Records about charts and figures
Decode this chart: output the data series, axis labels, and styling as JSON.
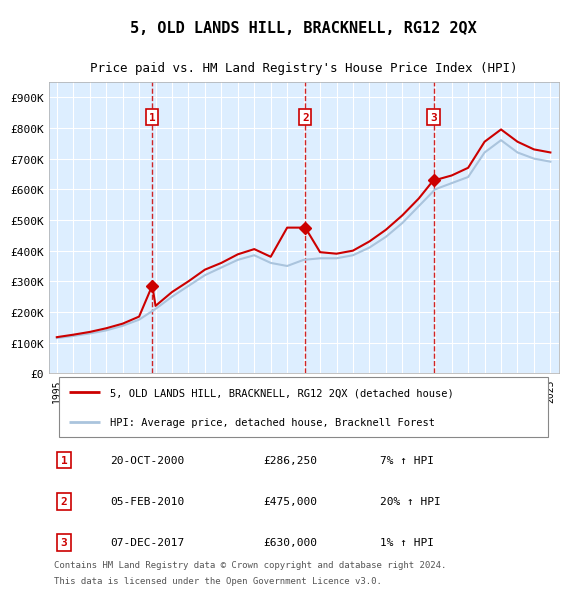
{
  "title": "5, OLD LANDS HILL, BRACKNELL, RG12 2QX",
  "subtitle": "Price paid vs. HM Land Registry's House Price Index (HPI)",
  "footer1": "Contains HM Land Registry data © Crown copyright and database right 2024.",
  "footer2": "This data is licensed under the Open Government Licence v3.0.",
  "legend_label_red": "5, OLD LANDS HILL, BRACKNELL, RG12 2QX (detached house)",
  "legend_label_blue": "HPI: Average price, detached house, Bracknell Forest",
  "transactions": [
    {
      "num": 1,
      "date": "20-OCT-2000",
      "price": 286250,
      "hpi_pct": "7%",
      "direction": "↑"
    },
    {
      "num": 2,
      "date": "05-FEB-2010",
      "price": 475000,
      "hpi_pct": "20%",
      "direction": "↑"
    },
    {
      "num": 3,
      "date": "07-DEC-2017",
      "price": 630000,
      "hpi_pct": "1%",
      "direction": "↑"
    }
  ],
  "transaction_years": [
    2000.8,
    2010.1,
    2017.9
  ],
  "transaction_prices": [
    286250,
    475000,
    630000
  ],
  "ylim": [
    0,
    950000
  ],
  "yticks": [
    0,
    100000,
    200000,
    300000,
    400000,
    500000,
    600000,
    700000,
    800000,
    900000
  ],
  "ytick_labels": [
    "£0",
    "£100K",
    "£200K",
    "£300K",
    "£400K",
    "£500K",
    "£600K",
    "£700K",
    "£800K",
    "£900K"
  ],
  "xlim_start": 1994.5,
  "xlim_end": 2025.5,
  "red_color": "#cc0000",
  "blue_color": "#aac4dd",
  "dashed_red": "#cc0000",
  "bg_plot": "#ddeeff",
  "bg_figure": "#ffffff",
  "grid_color": "#ffffff",
  "hpi_years": [
    1995,
    1996,
    1997,
    1998,
    1999,
    2000,
    2001,
    2002,
    2003,
    2004,
    2005,
    2006,
    2007,
    2008,
    2009,
    2010,
    2011,
    2012,
    2013,
    2014,
    2015,
    2016,
    2017,
    2018,
    2019,
    2020,
    2021,
    2022,
    2023,
    2024,
    2025
  ],
  "hpi_values": [
    115000,
    122000,
    130000,
    140000,
    155000,
    175000,
    210000,
    250000,
    285000,
    320000,
    345000,
    370000,
    385000,
    360000,
    350000,
    370000,
    375000,
    375000,
    385000,
    410000,
    445000,
    490000,
    545000,
    600000,
    620000,
    640000,
    720000,
    760000,
    720000,
    700000,
    690000
  ],
  "red_years": [
    1995,
    1996,
    1997,
    1998,
    1999,
    2000,
    2000.8,
    2001,
    2002,
    2003,
    2004,
    2005,
    2006,
    2007,
    2008,
    2009,
    2010,
    2010.1,
    2011,
    2012,
    2013,
    2014,
    2015,
    2016,
    2017,
    2017.9,
    2018,
    2019,
    2020,
    2021,
    2022,
    2023,
    2024,
    2025
  ],
  "red_values": [
    118000,
    126000,
    135000,
    147000,
    162000,
    185000,
    286250,
    220000,
    265000,
    300000,
    338000,
    360000,
    388000,
    405000,
    380000,
    475000,
    475000,
    475000,
    395000,
    390000,
    400000,
    430000,
    468000,
    515000,
    570000,
    630000,
    630000,
    645000,
    670000,
    755000,
    795000,
    755000,
    730000,
    720000
  ]
}
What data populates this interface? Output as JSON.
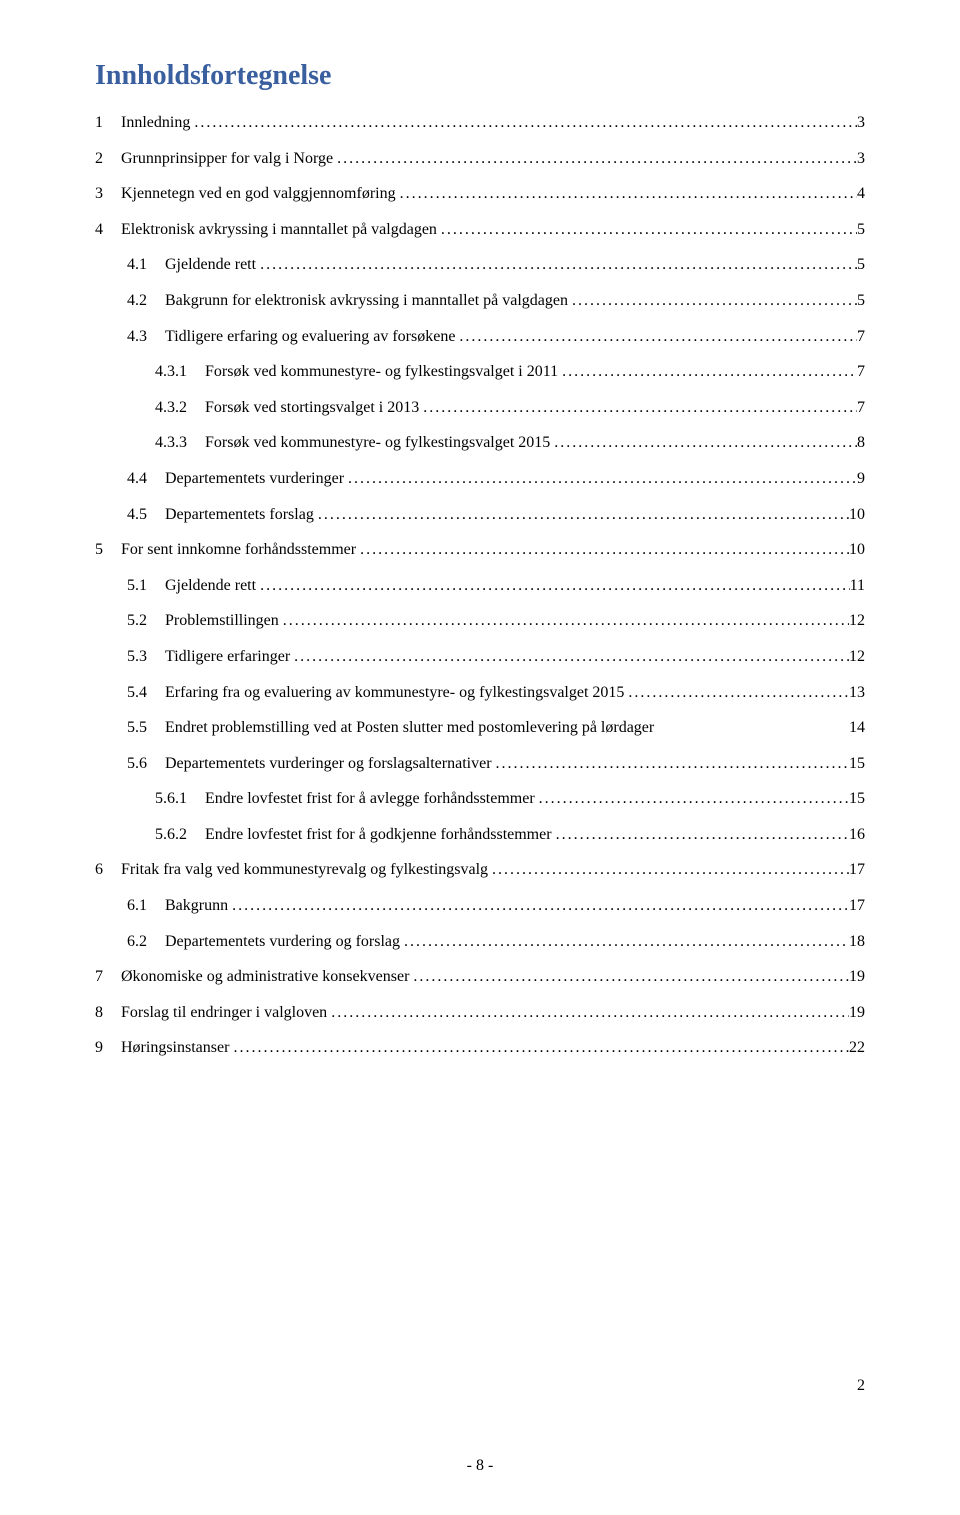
{
  "title": "Innholdsfortegnelse",
  "colors": {
    "title_color": "#3a5f9f",
    "text_color": "#000000",
    "background": "#ffffff"
  },
  "typography": {
    "title_fontsize": 28,
    "body_fontsize": 16,
    "font_family": "Times New Roman"
  },
  "entries": [
    {
      "num": "1",
      "text": "Innledning",
      "page": "3",
      "indent": 0
    },
    {
      "num": "2",
      "text": "Grunnprinsipper for valg i Norge",
      "page": "3",
      "indent": 0
    },
    {
      "num": "3",
      "text": "Kjennetegn ved en god valggjennomføring",
      "page": "4",
      "indent": 0
    },
    {
      "num": "4",
      "text": "Elektronisk avkryssing i manntallet på valgdagen",
      "page": "5",
      "indent": 0
    },
    {
      "num": "4.1",
      "text": "Gjeldende rett",
      "page": "5",
      "indent": 1
    },
    {
      "num": "4.2",
      "text": "Bakgrunn for elektronisk avkryssing i manntallet på valgdagen",
      "page": "5",
      "indent": 1
    },
    {
      "num": "4.3",
      "text": "Tidligere erfaring og evaluering av forsøkene",
      "page": "7",
      "indent": 1
    },
    {
      "num": "4.3.1",
      "text": "Forsøk ved kommunestyre- og fylkestingsvalget i 2011",
      "page": "7",
      "indent": 2
    },
    {
      "num": "4.3.2",
      "text": "Forsøk ved stortingsvalget i 2013",
      "page": "7",
      "indent": 2
    },
    {
      "num": "4.3.3",
      "text": "Forsøk ved kommunestyre- og fylkestingsvalget 2015",
      "page": "8",
      "indent": 2
    },
    {
      "num": "4.4",
      "text": "Departementets vurderinger",
      "page": "9",
      "indent": 1
    },
    {
      "num": "4.5",
      "text": "Departementets forslag",
      "page": "10",
      "indent": 1
    },
    {
      "num": "5",
      "text": "For sent innkomne forhåndsstemmer",
      "page": "10",
      "indent": 0
    },
    {
      "num": "5.1",
      "text": "Gjeldende rett",
      "page": "11",
      "indent": 1
    },
    {
      "num": "5.2",
      "text": "Problemstillingen",
      "page": "12",
      "indent": 1
    },
    {
      "num": "5.3",
      "text": "Tidligere erfaringer",
      "page": "12",
      "indent": 1
    },
    {
      "num": "5.4",
      "text": "Erfaring fra og evaluering av kommunestyre- og fylkestingsvalget 2015",
      "page": "13",
      "indent": 1
    },
    {
      "num": "5.5",
      "text": "Endret problemstilling ved at Posten slutter med postomlevering på lørdager",
      "page": "14",
      "indent": 1,
      "nodots": true
    },
    {
      "num": "5.6",
      "text": "Departementets vurderinger og forslagsalternativer",
      "page": "15",
      "indent": 1
    },
    {
      "num": "5.6.1",
      "text": "Endre lovfestet frist for å avlegge forhåndsstemmer",
      "page": "15",
      "indent": 2
    },
    {
      "num": "5.6.2",
      "text": "Endre lovfestet frist for å godkjenne forhåndsstemmer",
      "page": "16",
      "indent": 2
    },
    {
      "num": "6",
      "text": "Fritak fra valg ved kommunestyrevalg og fylkestingsvalg",
      "page": "17",
      "indent": 0
    },
    {
      "num": "6.1",
      "text": "Bakgrunn",
      "page": "17",
      "indent": 1
    },
    {
      "num": "6.2",
      "text": "Departementets vurdering og forslag",
      "page": "18",
      "indent": 1
    },
    {
      "num": "7",
      "text": "Økonomiske og administrative konsekvenser",
      "page": "19",
      "indent": 0
    },
    {
      "num": "8",
      "text": "Forslag til endringer i valgloven",
      "page": "19",
      "indent": 0
    },
    {
      "num": "9",
      "text": "Høringsinstanser",
      "page": "22",
      "indent": 0
    }
  ],
  "page_number_inner": "2",
  "page_number_outer": "- 8 -"
}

● **Given instruction**: Produce an exact copy of each line of data, skipping embedded images.

● **Answer**:
Decode this chart: output the data series, axis labels, and styling as JSON.
{
  "title": "5, OLD LANDS HILL, BRACKNELL, RG12 2QX",
  "subtitle": "Price paid vs. HM Land Registry's House Price Index (HPI)",
  "footer1": "Contains HM Land Registry data © Crown copyright and database right 2024.",
  "footer2": "This data is licensed under the Open Government Licence v3.0.",
  "legend_label_red": "5, OLD LANDS HILL, BRACKNELL, RG12 2QX (detached house)",
  "legend_label_blue": "HPI: Average price, detached house, Bracknell Forest",
  "transactions": [
    {
      "num": 1,
      "date": "20-OCT-2000",
      "price": 286250,
      "hpi_pct": "7%",
      "direction": "↑"
    },
    {
      "num": 2,
      "date": "05-FEB-2010",
      "price": 475000,
      "hpi_pct": "20%",
      "direction": "↑"
    },
    {
      "num": 3,
      "date": "07-DEC-2017",
      "price": 630000,
      "hpi_pct": "1%",
      "direction": "↑"
    }
  ],
  "transaction_years": [
    2000.8,
    2010.1,
    2017.9
  ],
  "transaction_prices": [
    286250,
    475000,
    630000
  ],
  "ylim": [
    0,
    950000
  ],
  "yticks": [
    0,
    100000,
    200000,
    300000,
    400000,
    500000,
    600000,
    700000,
    800000,
    900000
  ],
  "ytick_labels": [
    "£0",
    "£100K",
    "£200K",
    "£300K",
    "£400K",
    "£500K",
    "£600K",
    "£700K",
    "£800K",
    "£900K"
  ],
  "xlim_start": 1994.5,
  "xlim_end": 2025.5,
  "red_color": "#cc0000",
  "blue_color": "#aac4dd",
  "dashed_red": "#cc0000",
  "bg_plot": "#ddeeff",
  "bg_figure": "#ffffff",
  "grid_color": "#ffffff",
  "hpi_years": [
    1995,
    1996,
    1997,
    1998,
    1999,
    2000,
    2001,
    2002,
    2003,
    2004,
    2005,
    2006,
    2007,
    2008,
    2009,
    2010,
    2011,
    2012,
    2013,
    2014,
    2015,
    2016,
    2017,
    2018,
    2019,
    2020,
    2021,
    2022,
    2023,
    2024,
    2025
  ],
  "hpi_values": [
    115000,
    122000,
    130000,
    140000,
    155000,
    175000,
    210000,
    250000,
    285000,
    320000,
    345000,
    370000,
    385000,
    360000,
    350000,
    370000,
    375000,
    375000,
    385000,
    410000,
    445000,
    490000,
    545000,
    600000,
    620000,
    640000,
    720000,
    760000,
    720000,
    700000,
    690000
  ],
  "red_years": [
    1995,
    1996,
    1997,
    1998,
    1999,
    2000,
    2000.8,
    2001,
    2002,
    2003,
    2004,
    2005,
    2006,
    2007,
    2008,
    2009,
    2010,
    2010.1,
    2011,
    2012,
    2013,
    2014,
    2015,
    2016,
    2017,
    2017.9,
    2018,
    2019,
    2020,
    2021,
    2022,
    2023,
    2024,
    2025
  ],
  "red_values": [
    118000,
    126000,
    135000,
    147000,
    162000,
    185000,
    286250,
    220000,
    265000,
    300000,
    338000,
    360000,
    388000,
    405000,
    380000,
    475000,
    475000,
    475000,
    395000,
    390000,
    400000,
    430000,
    468000,
    515000,
    570000,
    630000,
    630000,
    645000,
    670000,
    755000,
    795000,
    755000,
    730000,
    720000
  ]
}
What data populates this interface? Output as JSON.
{
  "title": "Innholdsfortegnelse",
  "colors": {
    "title_color": "#3a5f9f",
    "text_color": "#000000",
    "background": "#ffffff"
  },
  "typography": {
    "title_fontsize": 28,
    "body_fontsize": 16,
    "font_family": "Times New Roman"
  },
  "entries": [
    {
      "num": "1",
      "text": "Innledning",
      "page": "3",
      "indent": 0
    },
    {
      "num": "2",
      "text": "Grunnprinsipper for valg i Norge",
      "page": "3",
      "indent": 0
    },
    {
      "num": "3",
      "text": "Kjennetegn ved en god valggjennomføring",
      "page": "4",
      "indent": 0
    },
    {
      "num": "4",
      "text": "Elektronisk avkryssing i manntallet på valgdagen",
      "page": "5",
      "indent": 0
    },
    {
      "num": "4.1",
      "text": "Gjeldende rett",
      "page": "5",
      "indent": 1
    },
    {
      "num": "4.2",
      "text": "Bakgrunn for elektronisk avkryssing i manntallet på valgdagen",
      "page": "5",
      "indent": 1
    },
    {
      "num": "4.3",
      "text": "Tidligere erfaring og evaluering av forsøkene",
      "page": "7",
      "indent": 1
    },
    {
      "num": "4.3.1",
      "text": "Forsøk ved kommunestyre- og fylkestingsvalget i 2011",
      "page": "7",
      "indent": 2
    },
    {
      "num": "4.3.2",
      "text": "Forsøk ved stortingsvalget i 2013",
      "page": "7",
      "indent": 2
    },
    {
      "num": "4.3.3",
      "text": "Forsøk ved kommunestyre- og fylkestingsvalget 2015",
      "page": "8",
      "indent": 2
    },
    {
      "num": "4.4",
      "text": "Departementets vurderinger",
      "page": "9",
      "indent": 1
    },
    {
      "num": "4.5",
      "text": "Departementets forslag",
      "page": "10",
      "indent": 1
    },
    {
      "num": "5",
      "text": "For sent innkomne forhåndsstemmer",
      "page": "10",
      "indent": 0
    },
    {
      "num": "5.1",
      "text": "Gjeldende rett",
      "page": "11",
      "indent": 1
    },
    {
      "num": "5.2",
      "text": "Problemstillingen",
      "page": "12",
      "indent": 1
    },
    {
      "num": "5.3",
      "text": "Tidligere erfaringer",
      "page": "12",
      "indent": 1
    },
    {
      "num": "5.4",
      "text": "Erfaring fra og evaluering av kommunestyre- og fylkestingsvalget 2015",
      "page": "13",
      "indent": 1
    },
    {
      "num": "5.5",
      "text": "Endret problemstilling ved at Posten slutter med postomlevering på lørdager",
      "page": "14",
      "indent": 1,
      "nodots": true
    },
    {
      "num": "5.6",
      "text": "Departementets vurderinger og forslagsalternativer",
      "page": "15",
      "indent": 1
    },
    {
      "num": "5.6.1",
      "text": "Endre lovfestet frist for å avlegge forhåndsstemmer",
      "page": "15",
      "indent": 2
    },
    {
      "num": "5.6.2",
      "text": "Endre lovfestet frist for å godkjenne forhåndsstemmer",
      "page": "16",
      "indent": 2
    },
    {
      "num": "6",
      "text": "Fritak fra valg ved kommunestyrevalg og fylkestingsvalg",
      "page": "17",
      "indent": 0
    },
    {
      "num": "6.1",
      "text": "Bakgrunn",
      "page": "17",
      "indent": 1
    },
    {
      "num": "6.2",
      "text": "Departementets vurdering og forslag",
      "page": "18",
      "indent": 1
    },
    {
      "num": "7",
      "text": "Økonomiske og administrative konsekvenser",
      "page": "19",
      "indent": 0
    },
    {
      "num": "8",
      "text": "Forslag til endringer i valgloven",
      "page": "19",
      "indent": 0
    },
    {
      "num": "9",
      "text": "Høringsinstanser",
      "page": "22",
      "indent": 0
    }
  ],
  "page_number_inner": "2",
  "page_number_outer": "- 8 -"
}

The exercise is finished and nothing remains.